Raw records

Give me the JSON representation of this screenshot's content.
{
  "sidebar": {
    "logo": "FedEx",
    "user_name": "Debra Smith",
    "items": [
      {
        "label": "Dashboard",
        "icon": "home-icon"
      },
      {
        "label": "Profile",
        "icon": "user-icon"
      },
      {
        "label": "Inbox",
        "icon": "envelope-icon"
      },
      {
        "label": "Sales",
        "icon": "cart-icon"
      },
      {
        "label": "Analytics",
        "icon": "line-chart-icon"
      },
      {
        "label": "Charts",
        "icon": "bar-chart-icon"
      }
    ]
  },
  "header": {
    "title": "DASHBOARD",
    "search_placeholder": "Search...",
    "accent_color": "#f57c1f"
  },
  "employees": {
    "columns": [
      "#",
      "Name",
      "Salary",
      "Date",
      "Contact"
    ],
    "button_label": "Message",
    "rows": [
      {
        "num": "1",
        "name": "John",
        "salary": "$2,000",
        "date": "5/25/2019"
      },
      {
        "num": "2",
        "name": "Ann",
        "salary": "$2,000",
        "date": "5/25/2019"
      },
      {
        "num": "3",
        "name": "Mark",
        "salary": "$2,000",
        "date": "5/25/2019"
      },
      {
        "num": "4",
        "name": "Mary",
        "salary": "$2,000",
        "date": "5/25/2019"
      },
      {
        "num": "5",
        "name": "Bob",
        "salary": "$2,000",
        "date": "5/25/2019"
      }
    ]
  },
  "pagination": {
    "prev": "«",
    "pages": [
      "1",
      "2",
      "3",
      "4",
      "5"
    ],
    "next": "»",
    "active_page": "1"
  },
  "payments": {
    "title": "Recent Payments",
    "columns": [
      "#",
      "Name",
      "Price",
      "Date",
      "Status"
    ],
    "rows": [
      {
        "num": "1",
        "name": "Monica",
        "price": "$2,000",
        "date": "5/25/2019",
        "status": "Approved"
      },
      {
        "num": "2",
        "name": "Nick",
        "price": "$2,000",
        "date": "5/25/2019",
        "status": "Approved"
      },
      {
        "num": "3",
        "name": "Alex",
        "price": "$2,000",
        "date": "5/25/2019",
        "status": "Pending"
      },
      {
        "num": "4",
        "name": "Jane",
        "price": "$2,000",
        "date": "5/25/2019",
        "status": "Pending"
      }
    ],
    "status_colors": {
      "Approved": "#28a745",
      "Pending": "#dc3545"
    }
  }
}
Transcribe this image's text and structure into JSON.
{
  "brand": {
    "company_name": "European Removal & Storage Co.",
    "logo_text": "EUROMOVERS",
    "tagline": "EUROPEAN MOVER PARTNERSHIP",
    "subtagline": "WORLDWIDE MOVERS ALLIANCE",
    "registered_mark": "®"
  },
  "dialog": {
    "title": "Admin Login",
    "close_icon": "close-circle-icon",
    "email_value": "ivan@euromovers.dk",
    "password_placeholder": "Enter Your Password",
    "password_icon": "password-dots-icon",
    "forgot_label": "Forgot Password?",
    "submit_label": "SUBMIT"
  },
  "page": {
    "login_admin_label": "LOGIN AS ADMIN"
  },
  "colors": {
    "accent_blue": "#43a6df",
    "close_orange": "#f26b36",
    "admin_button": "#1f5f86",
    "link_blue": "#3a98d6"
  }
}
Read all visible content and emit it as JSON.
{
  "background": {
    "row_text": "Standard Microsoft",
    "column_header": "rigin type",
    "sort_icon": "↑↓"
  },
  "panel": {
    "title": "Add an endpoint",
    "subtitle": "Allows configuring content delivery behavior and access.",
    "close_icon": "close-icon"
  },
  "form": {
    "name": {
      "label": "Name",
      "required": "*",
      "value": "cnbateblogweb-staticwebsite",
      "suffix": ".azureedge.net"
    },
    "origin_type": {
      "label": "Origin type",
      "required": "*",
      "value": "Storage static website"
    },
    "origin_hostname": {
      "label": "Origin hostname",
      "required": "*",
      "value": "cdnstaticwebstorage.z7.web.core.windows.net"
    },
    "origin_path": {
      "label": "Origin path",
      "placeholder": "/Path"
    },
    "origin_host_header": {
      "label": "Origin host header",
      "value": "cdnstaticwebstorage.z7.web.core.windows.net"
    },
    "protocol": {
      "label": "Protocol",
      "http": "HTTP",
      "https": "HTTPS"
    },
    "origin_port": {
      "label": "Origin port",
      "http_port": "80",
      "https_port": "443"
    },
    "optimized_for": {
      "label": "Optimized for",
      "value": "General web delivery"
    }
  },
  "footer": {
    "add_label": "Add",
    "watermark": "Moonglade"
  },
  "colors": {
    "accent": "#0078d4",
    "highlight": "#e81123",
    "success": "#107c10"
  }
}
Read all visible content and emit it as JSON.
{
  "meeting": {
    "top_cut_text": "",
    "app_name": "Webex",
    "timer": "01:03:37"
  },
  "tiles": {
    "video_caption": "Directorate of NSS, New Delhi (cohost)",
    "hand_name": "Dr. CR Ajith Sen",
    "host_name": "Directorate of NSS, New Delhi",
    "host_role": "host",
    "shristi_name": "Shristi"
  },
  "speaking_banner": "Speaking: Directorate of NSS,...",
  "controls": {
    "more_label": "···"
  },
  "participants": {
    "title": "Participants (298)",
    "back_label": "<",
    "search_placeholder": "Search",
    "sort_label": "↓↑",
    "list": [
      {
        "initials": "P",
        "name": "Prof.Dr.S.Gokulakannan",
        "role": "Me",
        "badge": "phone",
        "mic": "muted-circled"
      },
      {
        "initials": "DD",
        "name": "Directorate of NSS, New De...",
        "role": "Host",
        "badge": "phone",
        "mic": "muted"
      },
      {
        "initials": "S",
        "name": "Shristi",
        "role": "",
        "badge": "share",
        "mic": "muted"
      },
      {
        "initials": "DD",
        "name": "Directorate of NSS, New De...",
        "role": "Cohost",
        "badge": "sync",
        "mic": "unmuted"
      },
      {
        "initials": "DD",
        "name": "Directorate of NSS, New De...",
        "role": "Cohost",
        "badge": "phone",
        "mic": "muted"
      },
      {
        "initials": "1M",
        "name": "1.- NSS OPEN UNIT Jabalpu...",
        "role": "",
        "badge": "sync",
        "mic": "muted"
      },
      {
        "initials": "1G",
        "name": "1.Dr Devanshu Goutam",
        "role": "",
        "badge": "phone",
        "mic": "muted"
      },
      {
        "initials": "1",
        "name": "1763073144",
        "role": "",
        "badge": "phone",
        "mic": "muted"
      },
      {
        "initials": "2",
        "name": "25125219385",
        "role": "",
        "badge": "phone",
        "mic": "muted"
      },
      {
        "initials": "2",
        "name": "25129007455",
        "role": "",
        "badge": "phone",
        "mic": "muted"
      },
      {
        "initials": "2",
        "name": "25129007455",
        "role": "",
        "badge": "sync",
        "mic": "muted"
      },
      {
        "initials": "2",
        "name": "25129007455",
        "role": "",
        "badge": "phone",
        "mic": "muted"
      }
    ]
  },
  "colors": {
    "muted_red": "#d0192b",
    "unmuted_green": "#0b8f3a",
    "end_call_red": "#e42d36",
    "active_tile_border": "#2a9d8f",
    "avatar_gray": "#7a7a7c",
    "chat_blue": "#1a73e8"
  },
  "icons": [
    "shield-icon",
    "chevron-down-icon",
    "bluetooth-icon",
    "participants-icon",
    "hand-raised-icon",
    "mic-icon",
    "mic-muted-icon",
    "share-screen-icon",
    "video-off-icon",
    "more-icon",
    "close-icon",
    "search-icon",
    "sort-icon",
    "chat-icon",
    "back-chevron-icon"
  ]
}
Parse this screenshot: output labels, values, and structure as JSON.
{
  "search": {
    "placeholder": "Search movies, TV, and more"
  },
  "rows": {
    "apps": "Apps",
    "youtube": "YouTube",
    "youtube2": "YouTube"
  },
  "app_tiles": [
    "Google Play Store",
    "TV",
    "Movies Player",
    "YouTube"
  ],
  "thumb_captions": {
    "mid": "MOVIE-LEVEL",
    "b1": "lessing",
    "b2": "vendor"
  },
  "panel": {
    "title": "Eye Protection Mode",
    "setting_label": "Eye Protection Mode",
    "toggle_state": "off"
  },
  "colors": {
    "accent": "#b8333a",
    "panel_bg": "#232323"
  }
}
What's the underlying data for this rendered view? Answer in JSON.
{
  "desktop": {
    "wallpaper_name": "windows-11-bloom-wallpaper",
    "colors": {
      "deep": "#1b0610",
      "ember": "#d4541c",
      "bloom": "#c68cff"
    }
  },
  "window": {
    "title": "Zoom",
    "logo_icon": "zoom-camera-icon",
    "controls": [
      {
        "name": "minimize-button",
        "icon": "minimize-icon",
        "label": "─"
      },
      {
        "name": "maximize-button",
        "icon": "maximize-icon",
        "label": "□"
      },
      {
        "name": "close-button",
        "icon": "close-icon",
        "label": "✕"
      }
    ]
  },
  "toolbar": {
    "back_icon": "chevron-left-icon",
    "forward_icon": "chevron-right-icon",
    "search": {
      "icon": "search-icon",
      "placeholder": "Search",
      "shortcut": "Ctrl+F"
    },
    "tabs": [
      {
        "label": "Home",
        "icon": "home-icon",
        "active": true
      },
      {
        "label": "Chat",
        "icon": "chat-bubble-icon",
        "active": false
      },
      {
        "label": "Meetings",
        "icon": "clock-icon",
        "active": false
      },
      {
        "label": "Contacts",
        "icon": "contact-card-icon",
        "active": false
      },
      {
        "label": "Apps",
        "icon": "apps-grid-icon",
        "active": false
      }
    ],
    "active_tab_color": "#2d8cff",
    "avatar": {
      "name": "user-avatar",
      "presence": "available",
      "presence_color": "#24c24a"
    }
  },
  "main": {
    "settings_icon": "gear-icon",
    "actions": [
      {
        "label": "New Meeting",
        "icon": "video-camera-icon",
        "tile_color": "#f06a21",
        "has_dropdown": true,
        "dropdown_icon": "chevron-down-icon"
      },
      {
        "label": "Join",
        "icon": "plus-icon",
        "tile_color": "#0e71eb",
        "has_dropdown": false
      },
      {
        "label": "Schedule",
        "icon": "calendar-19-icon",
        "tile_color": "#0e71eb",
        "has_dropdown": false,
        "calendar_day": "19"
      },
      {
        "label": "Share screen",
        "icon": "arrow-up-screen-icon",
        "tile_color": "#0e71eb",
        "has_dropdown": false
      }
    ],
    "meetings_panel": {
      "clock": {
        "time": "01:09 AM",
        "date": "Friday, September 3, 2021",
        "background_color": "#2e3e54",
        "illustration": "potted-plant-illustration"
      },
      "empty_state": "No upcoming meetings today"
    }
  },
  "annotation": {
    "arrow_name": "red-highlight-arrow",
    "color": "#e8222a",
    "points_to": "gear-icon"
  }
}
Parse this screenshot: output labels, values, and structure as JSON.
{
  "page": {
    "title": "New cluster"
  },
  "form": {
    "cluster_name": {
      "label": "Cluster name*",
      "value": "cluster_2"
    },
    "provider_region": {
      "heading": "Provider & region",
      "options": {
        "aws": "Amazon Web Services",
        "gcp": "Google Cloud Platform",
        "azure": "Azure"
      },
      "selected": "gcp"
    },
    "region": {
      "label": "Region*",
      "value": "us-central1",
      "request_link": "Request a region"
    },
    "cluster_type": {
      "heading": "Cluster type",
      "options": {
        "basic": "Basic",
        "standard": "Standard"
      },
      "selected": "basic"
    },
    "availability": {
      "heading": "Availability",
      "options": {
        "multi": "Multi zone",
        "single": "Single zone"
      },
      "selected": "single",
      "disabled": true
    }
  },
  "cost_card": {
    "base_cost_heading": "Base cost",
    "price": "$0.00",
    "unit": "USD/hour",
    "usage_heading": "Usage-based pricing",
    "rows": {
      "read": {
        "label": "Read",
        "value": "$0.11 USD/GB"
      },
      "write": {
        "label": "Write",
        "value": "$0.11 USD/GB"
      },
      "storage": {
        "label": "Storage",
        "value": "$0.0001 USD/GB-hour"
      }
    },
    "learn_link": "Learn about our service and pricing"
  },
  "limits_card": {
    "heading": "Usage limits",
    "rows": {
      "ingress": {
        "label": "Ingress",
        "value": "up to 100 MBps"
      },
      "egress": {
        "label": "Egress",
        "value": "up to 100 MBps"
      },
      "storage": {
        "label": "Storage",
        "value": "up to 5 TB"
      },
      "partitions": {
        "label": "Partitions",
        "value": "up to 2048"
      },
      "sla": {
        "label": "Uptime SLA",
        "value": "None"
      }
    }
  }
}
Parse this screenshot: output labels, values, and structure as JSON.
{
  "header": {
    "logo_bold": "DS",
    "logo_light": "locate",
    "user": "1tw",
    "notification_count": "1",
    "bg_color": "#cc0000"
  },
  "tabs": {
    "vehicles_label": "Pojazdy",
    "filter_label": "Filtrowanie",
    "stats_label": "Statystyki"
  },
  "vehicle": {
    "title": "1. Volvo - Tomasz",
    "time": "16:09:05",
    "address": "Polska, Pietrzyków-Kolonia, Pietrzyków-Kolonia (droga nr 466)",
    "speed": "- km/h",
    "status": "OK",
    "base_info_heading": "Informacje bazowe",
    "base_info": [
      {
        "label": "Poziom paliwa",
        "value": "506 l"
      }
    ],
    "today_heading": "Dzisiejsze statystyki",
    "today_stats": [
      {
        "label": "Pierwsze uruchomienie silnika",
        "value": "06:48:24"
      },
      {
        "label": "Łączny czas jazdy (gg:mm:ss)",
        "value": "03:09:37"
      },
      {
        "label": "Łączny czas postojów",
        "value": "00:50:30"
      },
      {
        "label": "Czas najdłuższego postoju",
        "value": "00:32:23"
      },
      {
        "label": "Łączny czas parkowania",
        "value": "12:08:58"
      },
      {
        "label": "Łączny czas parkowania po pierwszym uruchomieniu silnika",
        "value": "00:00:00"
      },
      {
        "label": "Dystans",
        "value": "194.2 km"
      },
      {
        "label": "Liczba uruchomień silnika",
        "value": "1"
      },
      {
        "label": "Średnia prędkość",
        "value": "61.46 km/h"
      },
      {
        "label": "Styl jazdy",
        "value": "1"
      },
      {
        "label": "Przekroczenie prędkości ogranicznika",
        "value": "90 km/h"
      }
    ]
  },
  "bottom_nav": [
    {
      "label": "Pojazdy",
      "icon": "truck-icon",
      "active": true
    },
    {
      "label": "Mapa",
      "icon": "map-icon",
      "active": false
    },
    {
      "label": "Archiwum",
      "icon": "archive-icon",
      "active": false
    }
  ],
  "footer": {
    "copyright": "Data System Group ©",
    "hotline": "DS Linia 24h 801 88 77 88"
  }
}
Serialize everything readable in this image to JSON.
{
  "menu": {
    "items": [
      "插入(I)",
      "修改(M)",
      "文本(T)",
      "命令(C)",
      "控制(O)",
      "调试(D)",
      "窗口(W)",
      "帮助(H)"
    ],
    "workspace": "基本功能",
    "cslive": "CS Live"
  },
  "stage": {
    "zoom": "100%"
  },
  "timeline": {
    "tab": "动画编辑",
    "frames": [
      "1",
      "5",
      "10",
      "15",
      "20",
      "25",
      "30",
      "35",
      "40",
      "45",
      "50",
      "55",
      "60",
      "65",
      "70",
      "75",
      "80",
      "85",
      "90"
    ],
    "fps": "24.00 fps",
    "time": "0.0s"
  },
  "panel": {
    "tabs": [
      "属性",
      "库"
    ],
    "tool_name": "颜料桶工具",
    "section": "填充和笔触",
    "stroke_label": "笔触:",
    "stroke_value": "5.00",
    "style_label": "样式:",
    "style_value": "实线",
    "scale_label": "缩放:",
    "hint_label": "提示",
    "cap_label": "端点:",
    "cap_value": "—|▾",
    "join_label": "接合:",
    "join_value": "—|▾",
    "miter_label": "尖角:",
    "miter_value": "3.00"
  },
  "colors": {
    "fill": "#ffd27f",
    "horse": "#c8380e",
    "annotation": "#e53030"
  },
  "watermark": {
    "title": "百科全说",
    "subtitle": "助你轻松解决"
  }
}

**REQUIRED TASK**
In the records above, find each line holding "arrow" and copy it.

**FULL SOLUTION**
        "icon": "arrow-up-screen-icon",
    "arrow_name": "red-highlight-arrow",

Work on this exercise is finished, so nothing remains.